## Exercise
Transcribe all of the records word for word, but omit the pictures.

### Data extract ###

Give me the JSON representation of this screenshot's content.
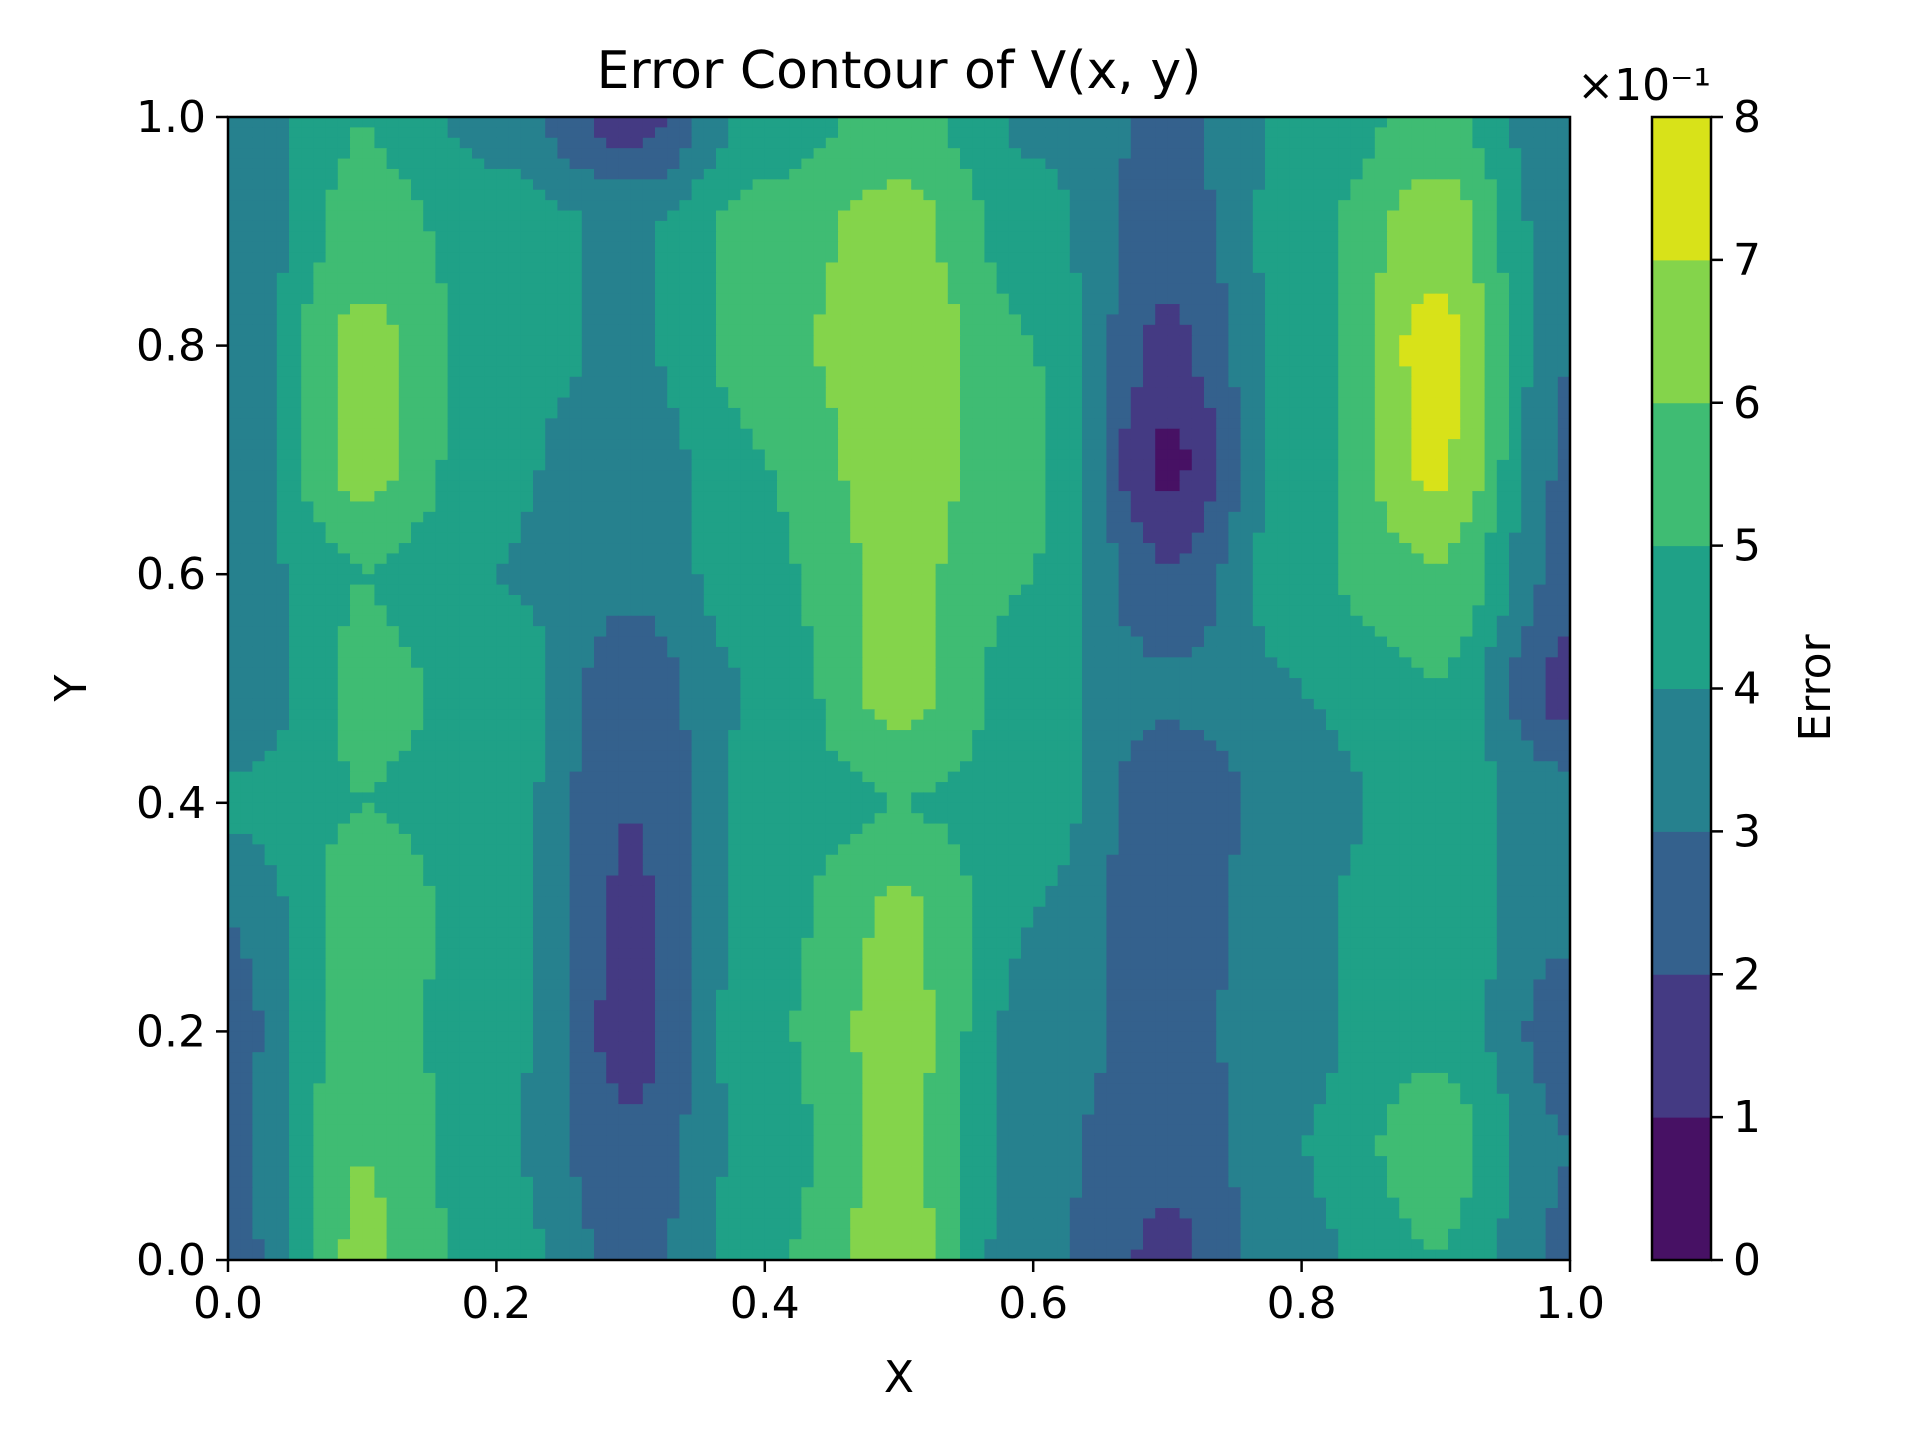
{
  "chart_data": {
    "type": "heatmap",
    "style": "filled-contour",
    "title": "Error Contour of V(x, y)",
    "xlabel": "X",
    "ylabel": "Y",
    "xlim": [
      0.0,
      1.0
    ],
    "ylim": [
      0.0,
      1.0
    ],
    "x_ticks": [
      "0.0",
      "0.2",
      "0.4",
      "0.6",
      "0.8",
      "1.0"
    ],
    "y_ticks": [
      "0.0",
      "0.2",
      "0.4",
      "0.6",
      "0.8",
      "1.0"
    ],
    "colorbar": {
      "label": "Error",
      "scale_label": "×10⁻¹",
      "ticks": [
        "0",
        "1",
        "2",
        "3",
        "4",
        "5",
        "6",
        "7",
        "8"
      ],
      "levels": [
        0,
        1,
        2,
        3,
        4,
        5,
        6,
        7,
        8
      ],
      "colors": [
        "#471164",
        "#443a83",
        "#34618d",
        "#26818e",
        "#1fa187",
        "#3fbc73",
        "#84d44b",
        "#d8e219"
      ]
    },
    "grid": false,
    "x": [
      0.0,
      0.1,
      0.2,
      0.3,
      0.4,
      0.5,
      0.6,
      0.7,
      0.8,
      0.9,
      1.0
    ],
    "y": [
      0.0,
      0.1,
      0.2,
      0.3,
      0.4,
      0.5,
      0.6,
      0.7,
      0.8,
      0.9,
      1.0
    ],
    "z_rows_bottom_to_top": [
      [
        2.5,
        6.2,
        4.5,
        2.6,
        4.8,
        6.5,
        3.2,
        1.8,
        3.8,
        5.0,
        2.8
      ],
      [
        2.8,
        6.0,
        4.2,
        2.2,
        4.5,
        6.3,
        3.4,
        2.2,
        4.0,
        5.6,
        3.0
      ],
      [
        2.6,
        5.5,
        4.4,
        1.6,
        4.8,
        6.4,
        3.6,
        2.6,
        3.8,
        4.8,
        2.4
      ],
      [
        3.0,
        5.6,
        4.5,
        1.8,
        4.6,
        6.2,
        4.0,
        2.3,
        3.9,
        4.6,
        3.2
      ],
      [
        4.2,
        5.0,
        4.6,
        2.0,
        4.4,
        5.0,
        4.6,
        2.2,
        3.6,
        4.5,
        3.4
      ],
      [
        3.0,
        5.2,
        4.8,
        2.4,
        4.2,
        6.4,
        4.4,
        3.2,
        4.0,
        5.0,
        1.6
      ],
      [
        3.4,
        5.0,
        4.0,
        3.2,
        4.8,
        6.3,
        5.0,
        2.0,
        4.8,
        6.0,
        2.6
      ],
      [
        3.2,
        6.4,
        4.2,
        3.4,
        5.0,
        6.6,
        5.2,
        0.8,
        4.6,
        7.2,
        2.8
      ],
      [
        3.2,
        6.3,
        4.5,
        3.8,
        5.6,
        6.8,
        5.0,
        1.8,
        4.5,
        7.4,
        3.0
      ],
      [
        3.0,
        5.4,
        4.6,
        3.8,
        5.5,
        6.4,
        4.4,
        2.4,
        4.6,
        6.6,
        3.2
      ],
      [
        3.0,
        5.0,
        3.6,
        1.6,
        4.4,
        5.4,
        3.8,
        2.8,
        4.2,
        5.4,
        3.0
      ]
    ]
  }
}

###

## Right answer
Give me the JSON representation of this screenshot's content.
{
  "chart_data": {
    "type": "heatmap",
    "style": "filled-contour",
    "title": "Error Contour of V(x, y)",
    "xlabel": "X",
    "ylabel": "Y",
    "xlim": [
      0.0,
      1.0
    ],
    "ylim": [
      0.0,
      1.0
    ],
    "x_ticks": [
      "0.0",
      "0.2",
      "0.4",
      "0.6",
      "0.8",
      "1.0"
    ],
    "y_ticks": [
      "0.0",
      "0.2",
      "0.4",
      "0.6",
      "0.8",
      "1.0"
    ],
    "colorbar": {
      "label": "Error",
      "scale_label": "×10⁻¹",
      "ticks": [
        "0",
        "1",
        "2",
        "3",
        "4",
        "5",
        "6",
        "7",
        "8"
      ],
      "levels": [
        0,
        1,
        2,
        3,
        4,
        5,
        6,
        7,
        8
      ],
      "colors": [
        "#471164",
        "#443a83",
        "#34618d",
        "#26818e",
        "#1fa187",
        "#3fbc73",
        "#84d44b",
        "#d8e219"
      ]
    },
    "grid": false,
    "x": [
      0.0,
      0.1,
      0.2,
      0.3,
      0.4,
      0.5,
      0.6,
      0.7,
      0.8,
      0.9,
      1.0
    ],
    "y": [
      0.0,
      0.1,
      0.2,
      0.3,
      0.4,
      0.5,
      0.6,
      0.7,
      0.8,
      0.9,
      1.0
    ],
    "z_rows_bottom_to_top": [
      [
        2.5,
        6.2,
        4.5,
        2.6,
        4.8,
        6.5,
        3.2,
        1.8,
        3.8,
        5.0,
        2.8
      ],
      [
        2.8,
        6.0,
        4.2,
        2.2,
        4.5,
        6.3,
        3.4,
        2.2,
        4.0,
        5.6,
        3.0
      ],
      [
        2.6,
        5.5,
        4.4,
        1.6,
        4.8,
        6.4,
        3.6,
        2.6,
        3.8,
        4.8,
        2.4
      ],
      [
        3.0,
        5.6,
        4.5,
        1.8,
        4.6,
        6.2,
        4.0,
        2.3,
        3.9,
        4.6,
        3.2
      ],
      [
        4.2,
        5.0,
        4.6,
        2.0,
        4.4,
        5.0,
        4.6,
        2.2,
        3.6,
        4.5,
        3.4
      ],
      [
        3.0,
        5.2,
        4.8,
        2.4,
        4.2,
        6.4,
        4.4,
        3.2,
        4.0,
        5.0,
        1.6
      ],
      [
        3.4,
        5.0,
        4.0,
        3.2,
        4.8,
        6.3,
        5.0,
        2.0,
        4.8,
        6.0,
        2.6
      ],
      [
        3.2,
        6.4,
        4.2,
        3.4,
        5.0,
        6.6,
        5.2,
        0.8,
        4.6,
        7.2,
        2.8
      ],
      [
        3.2,
        6.3,
        4.5,
        3.8,
        5.6,
        6.8,
        5.0,
        1.8,
        4.5,
        7.4,
        3.0
      ],
      [
        3.0,
        5.4,
        4.6,
        3.8,
        5.5,
        6.4,
        4.4,
        2.4,
        4.6,
        6.6,
        3.2
      ],
      [
        3.0,
        5.0,
        3.6,
        1.6,
        4.4,
        5.4,
        3.8,
        2.8,
        4.2,
        5.4,
        3.0
      ]
    ]
  }
}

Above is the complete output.